━━ Excerpted records ━━

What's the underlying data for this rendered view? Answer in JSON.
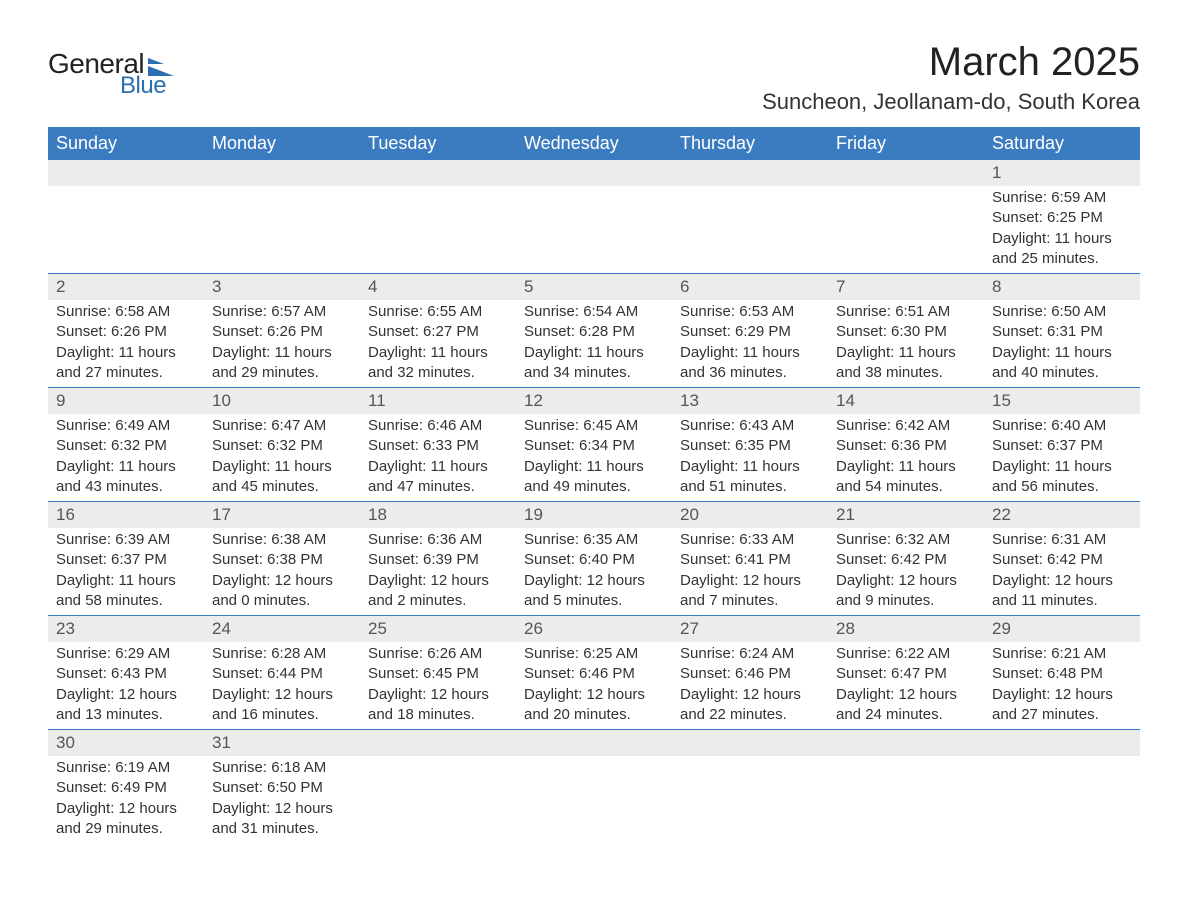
{
  "logo": {
    "general": "General",
    "blue": "Blue",
    "shape_color": "#2b6fb3"
  },
  "title": "March 2025",
  "location": "Suncheon, Jeollanam-do, South Korea",
  "header_bg": "#3b7bbf",
  "header_fg": "#ffffff",
  "daynum_bg": "#ececec",
  "border_color": "#3b7bbf",
  "weekdays": [
    "Sunday",
    "Monday",
    "Tuesday",
    "Wednesday",
    "Thursday",
    "Friday",
    "Saturday"
  ],
  "weeks": [
    [
      null,
      null,
      null,
      null,
      null,
      null,
      {
        "n": "1",
        "sr": "Sunrise: 6:59 AM",
        "ss": "Sunset: 6:25 PM",
        "d1": "Daylight: 11 hours",
        "d2": "and 25 minutes."
      }
    ],
    [
      {
        "n": "2",
        "sr": "Sunrise: 6:58 AM",
        "ss": "Sunset: 6:26 PM",
        "d1": "Daylight: 11 hours",
        "d2": "and 27 minutes."
      },
      {
        "n": "3",
        "sr": "Sunrise: 6:57 AM",
        "ss": "Sunset: 6:26 PM",
        "d1": "Daylight: 11 hours",
        "d2": "and 29 minutes."
      },
      {
        "n": "4",
        "sr": "Sunrise: 6:55 AM",
        "ss": "Sunset: 6:27 PM",
        "d1": "Daylight: 11 hours",
        "d2": "and 32 minutes."
      },
      {
        "n": "5",
        "sr": "Sunrise: 6:54 AM",
        "ss": "Sunset: 6:28 PM",
        "d1": "Daylight: 11 hours",
        "d2": "and 34 minutes."
      },
      {
        "n": "6",
        "sr": "Sunrise: 6:53 AM",
        "ss": "Sunset: 6:29 PM",
        "d1": "Daylight: 11 hours",
        "d2": "and 36 minutes."
      },
      {
        "n": "7",
        "sr": "Sunrise: 6:51 AM",
        "ss": "Sunset: 6:30 PM",
        "d1": "Daylight: 11 hours",
        "d2": "and 38 minutes."
      },
      {
        "n": "8",
        "sr": "Sunrise: 6:50 AM",
        "ss": "Sunset: 6:31 PM",
        "d1": "Daylight: 11 hours",
        "d2": "and 40 minutes."
      }
    ],
    [
      {
        "n": "9",
        "sr": "Sunrise: 6:49 AM",
        "ss": "Sunset: 6:32 PM",
        "d1": "Daylight: 11 hours",
        "d2": "and 43 minutes."
      },
      {
        "n": "10",
        "sr": "Sunrise: 6:47 AM",
        "ss": "Sunset: 6:32 PM",
        "d1": "Daylight: 11 hours",
        "d2": "and 45 minutes."
      },
      {
        "n": "11",
        "sr": "Sunrise: 6:46 AM",
        "ss": "Sunset: 6:33 PM",
        "d1": "Daylight: 11 hours",
        "d2": "and 47 minutes."
      },
      {
        "n": "12",
        "sr": "Sunrise: 6:45 AM",
        "ss": "Sunset: 6:34 PM",
        "d1": "Daylight: 11 hours",
        "d2": "and 49 minutes."
      },
      {
        "n": "13",
        "sr": "Sunrise: 6:43 AM",
        "ss": "Sunset: 6:35 PM",
        "d1": "Daylight: 11 hours",
        "d2": "and 51 minutes."
      },
      {
        "n": "14",
        "sr": "Sunrise: 6:42 AM",
        "ss": "Sunset: 6:36 PM",
        "d1": "Daylight: 11 hours",
        "d2": "and 54 minutes."
      },
      {
        "n": "15",
        "sr": "Sunrise: 6:40 AM",
        "ss": "Sunset: 6:37 PM",
        "d1": "Daylight: 11 hours",
        "d2": "and 56 minutes."
      }
    ],
    [
      {
        "n": "16",
        "sr": "Sunrise: 6:39 AM",
        "ss": "Sunset: 6:37 PM",
        "d1": "Daylight: 11 hours",
        "d2": "and 58 minutes."
      },
      {
        "n": "17",
        "sr": "Sunrise: 6:38 AM",
        "ss": "Sunset: 6:38 PM",
        "d1": "Daylight: 12 hours",
        "d2": "and 0 minutes."
      },
      {
        "n": "18",
        "sr": "Sunrise: 6:36 AM",
        "ss": "Sunset: 6:39 PM",
        "d1": "Daylight: 12 hours",
        "d2": "and 2 minutes."
      },
      {
        "n": "19",
        "sr": "Sunrise: 6:35 AM",
        "ss": "Sunset: 6:40 PM",
        "d1": "Daylight: 12 hours",
        "d2": "and 5 minutes."
      },
      {
        "n": "20",
        "sr": "Sunrise: 6:33 AM",
        "ss": "Sunset: 6:41 PM",
        "d1": "Daylight: 12 hours",
        "d2": "and 7 minutes."
      },
      {
        "n": "21",
        "sr": "Sunrise: 6:32 AM",
        "ss": "Sunset: 6:42 PM",
        "d1": "Daylight: 12 hours",
        "d2": "and 9 minutes."
      },
      {
        "n": "22",
        "sr": "Sunrise: 6:31 AM",
        "ss": "Sunset: 6:42 PM",
        "d1": "Daylight: 12 hours",
        "d2": "and 11 minutes."
      }
    ],
    [
      {
        "n": "23",
        "sr": "Sunrise: 6:29 AM",
        "ss": "Sunset: 6:43 PM",
        "d1": "Daylight: 12 hours",
        "d2": "and 13 minutes."
      },
      {
        "n": "24",
        "sr": "Sunrise: 6:28 AM",
        "ss": "Sunset: 6:44 PM",
        "d1": "Daylight: 12 hours",
        "d2": "and 16 minutes."
      },
      {
        "n": "25",
        "sr": "Sunrise: 6:26 AM",
        "ss": "Sunset: 6:45 PM",
        "d1": "Daylight: 12 hours",
        "d2": "and 18 minutes."
      },
      {
        "n": "26",
        "sr": "Sunrise: 6:25 AM",
        "ss": "Sunset: 6:46 PM",
        "d1": "Daylight: 12 hours",
        "d2": "and 20 minutes."
      },
      {
        "n": "27",
        "sr": "Sunrise: 6:24 AM",
        "ss": "Sunset: 6:46 PM",
        "d1": "Daylight: 12 hours",
        "d2": "and 22 minutes."
      },
      {
        "n": "28",
        "sr": "Sunrise: 6:22 AM",
        "ss": "Sunset: 6:47 PM",
        "d1": "Daylight: 12 hours",
        "d2": "and 24 minutes."
      },
      {
        "n": "29",
        "sr": "Sunrise: 6:21 AM",
        "ss": "Sunset: 6:48 PM",
        "d1": "Daylight: 12 hours",
        "d2": "and 27 minutes."
      }
    ],
    [
      {
        "n": "30",
        "sr": "Sunrise: 6:19 AM",
        "ss": "Sunset: 6:49 PM",
        "d1": "Daylight: 12 hours",
        "d2": "and 29 minutes."
      },
      {
        "n": "31",
        "sr": "Sunrise: 6:18 AM",
        "ss": "Sunset: 6:50 PM",
        "d1": "Daylight: 12 hours",
        "d2": "and 31 minutes."
      },
      null,
      null,
      null,
      null,
      null
    ]
  ]
}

━━━

• [What needs to be done]:
The entries above are to be returned exactly, without their pictures.

• [Reply to the exercise]:
What's the underlying data for this rendered view? Answer in JSON.
{
  "logo": {
    "general": "General",
    "blue": "Blue",
    "shape_color": "#2b6fb3"
  },
  "title": "March 2025",
  "location": "Suncheon, Jeollanam-do, South Korea",
  "header_bg": "#3b7bbf",
  "header_fg": "#ffffff",
  "daynum_bg": "#ececec",
  "border_color": "#3b7bbf",
  "weekdays": [
    "Sunday",
    "Monday",
    "Tuesday",
    "Wednesday",
    "Thursday",
    "Friday",
    "Saturday"
  ],
  "weeks": [
    [
      null,
      null,
      null,
      null,
      null,
      null,
      {
        "n": "1",
        "sr": "Sunrise: 6:59 AM",
        "ss": "Sunset: 6:25 PM",
        "d1": "Daylight: 11 hours",
        "d2": "and 25 minutes."
      }
    ],
    [
      {
        "n": "2",
        "sr": "Sunrise: 6:58 AM",
        "ss": "Sunset: 6:26 PM",
        "d1": "Daylight: 11 hours",
        "d2": "and 27 minutes."
      },
      {
        "n": "3",
        "sr": "Sunrise: 6:57 AM",
        "ss": "Sunset: 6:26 PM",
        "d1": "Daylight: 11 hours",
        "d2": "and 29 minutes."
      },
      {
        "n": "4",
        "sr": "Sunrise: 6:55 AM",
        "ss": "Sunset: 6:27 PM",
        "d1": "Daylight: 11 hours",
        "d2": "and 32 minutes."
      },
      {
        "n": "5",
        "sr": "Sunrise: 6:54 AM",
        "ss": "Sunset: 6:28 PM",
        "d1": "Daylight: 11 hours",
        "d2": "and 34 minutes."
      },
      {
        "n": "6",
        "sr": "Sunrise: 6:53 AM",
        "ss": "Sunset: 6:29 PM",
        "d1": "Daylight: 11 hours",
        "d2": "and 36 minutes."
      },
      {
        "n": "7",
        "sr": "Sunrise: 6:51 AM",
        "ss": "Sunset: 6:30 PM",
        "d1": "Daylight: 11 hours",
        "d2": "and 38 minutes."
      },
      {
        "n": "8",
        "sr": "Sunrise: 6:50 AM",
        "ss": "Sunset: 6:31 PM",
        "d1": "Daylight: 11 hours",
        "d2": "and 40 minutes."
      }
    ],
    [
      {
        "n": "9",
        "sr": "Sunrise: 6:49 AM",
        "ss": "Sunset: 6:32 PM",
        "d1": "Daylight: 11 hours",
        "d2": "and 43 minutes."
      },
      {
        "n": "10",
        "sr": "Sunrise: 6:47 AM",
        "ss": "Sunset: 6:32 PM",
        "d1": "Daylight: 11 hours",
        "d2": "and 45 minutes."
      },
      {
        "n": "11",
        "sr": "Sunrise: 6:46 AM",
        "ss": "Sunset: 6:33 PM",
        "d1": "Daylight: 11 hours",
        "d2": "and 47 minutes."
      },
      {
        "n": "12",
        "sr": "Sunrise: 6:45 AM",
        "ss": "Sunset: 6:34 PM",
        "d1": "Daylight: 11 hours",
        "d2": "and 49 minutes."
      },
      {
        "n": "13",
        "sr": "Sunrise: 6:43 AM",
        "ss": "Sunset: 6:35 PM",
        "d1": "Daylight: 11 hours",
        "d2": "and 51 minutes."
      },
      {
        "n": "14",
        "sr": "Sunrise: 6:42 AM",
        "ss": "Sunset: 6:36 PM",
        "d1": "Daylight: 11 hours",
        "d2": "and 54 minutes."
      },
      {
        "n": "15",
        "sr": "Sunrise: 6:40 AM",
        "ss": "Sunset: 6:37 PM",
        "d1": "Daylight: 11 hours",
        "d2": "and 56 minutes."
      }
    ],
    [
      {
        "n": "16",
        "sr": "Sunrise: 6:39 AM",
        "ss": "Sunset: 6:37 PM",
        "d1": "Daylight: 11 hours",
        "d2": "and 58 minutes."
      },
      {
        "n": "17",
        "sr": "Sunrise: 6:38 AM",
        "ss": "Sunset: 6:38 PM",
        "d1": "Daylight: 12 hours",
        "d2": "and 0 minutes."
      },
      {
        "n": "18",
        "sr": "Sunrise: 6:36 AM",
        "ss": "Sunset: 6:39 PM",
        "d1": "Daylight: 12 hours",
        "d2": "and 2 minutes."
      },
      {
        "n": "19",
        "sr": "Sunrise: 6:35 AM",
        "ss": "Sunset: 6:40 PM",
        "d1": "Daylight: 12 hours",
        "d2": "and 5 minutes."
      },
      {
        "n": "20",
        "sr": "Sunrise: 6:33 AM",
        "ss": "Sunset: 6:41 PM",
        "d1": "Daylight: 12 hours",
        "d2": "and 7 minutes."
      },
      {
        "n": "21",
        "sr": "Sunrise: 6:32 AM",
        "ss": "Sunset: 6:42 PM",
        "d1": "Daylight: 12 hours",
        "d2": "and 9 minutes."
      },
      {
        "n": "22",
        "sr": "Sunrise: 6:31 AM",
        "ss": "Sunset: 6:42 PM",
        "d1": "Daylight: 12 hours",
        "d2": "and 11 minutes."
      }
    ],
    [
      {
        "n": "23",
        "sr": "Sunrise: 6:29 AM",
        "ss": "Sunset: 6:43 PM",
        "d1": "Daylight: 12 hours",
        "d2": "and 13 minutes."
      },
      {
        "n": "24",
        "sr": "Sunrise: 6:28 AM",
        "ss": "Sunset: 6:44 PM",
        "d1": "Daylight: 12 hours",
        "d2": "and 16 minutes."
      },
      {
        "n": "25",
        "sr": "Sunrise: 6:26 AM",
        "ss": "Sunset: 6:45 PM",
        "d1": "Daylight: 12 hours",
        "d2": "and 18 minutes."
      },
      {
        "n": "26",
        "sr": "Sunrise: 6:25 AM",
        "ss": "Sunset: 6:46 PM",
        "d1": "Daylight: 12 hours",
        "d2": "and 20 minutes."
      },
      {
        "n": "27",
        "sr": "Sunrise: 6:24 AM",
        "ss": "Sunset: 6:46 PM",
        "d1": "Daylight: 12 hours",
        "d2": "and 22 minutes."
      },
      {
        "n": "28",
        "sr": "Sunrise: 6:22 AM",
        "ss": "Sunset: 6:47 PM",
        "d1": "Daylight: 12 hours",
        "d2": "and 24 minutes."
      },
      {
        "n": "29",
        "sr": "Sunrise: 6:21 AM",
        "ss": "Sunset: 6:48 PM",
        "d1": "Daylight: 12 hours",
        "d2": "and 27 minutes."
      }
    ],
    [
      {
        "n": "30",
        "sr": "Sunrise: 6:19 AM",
        "ss": "Sunset: 6:49 PM",
        "d1": "Daylight: 12 hours",
        "d2": "and 29 minutes."
      },
      {
        "n": "31",
        "sr": "Sunrise: 6:18 AM",
        "ss": "Sunset: 6:50 PM",
        "d1": "Daylight: 12 hours",
        "d2": "and 31 minutes."
      },
      null,
      null,
      null,
      null,
      null
    ]
  ]
}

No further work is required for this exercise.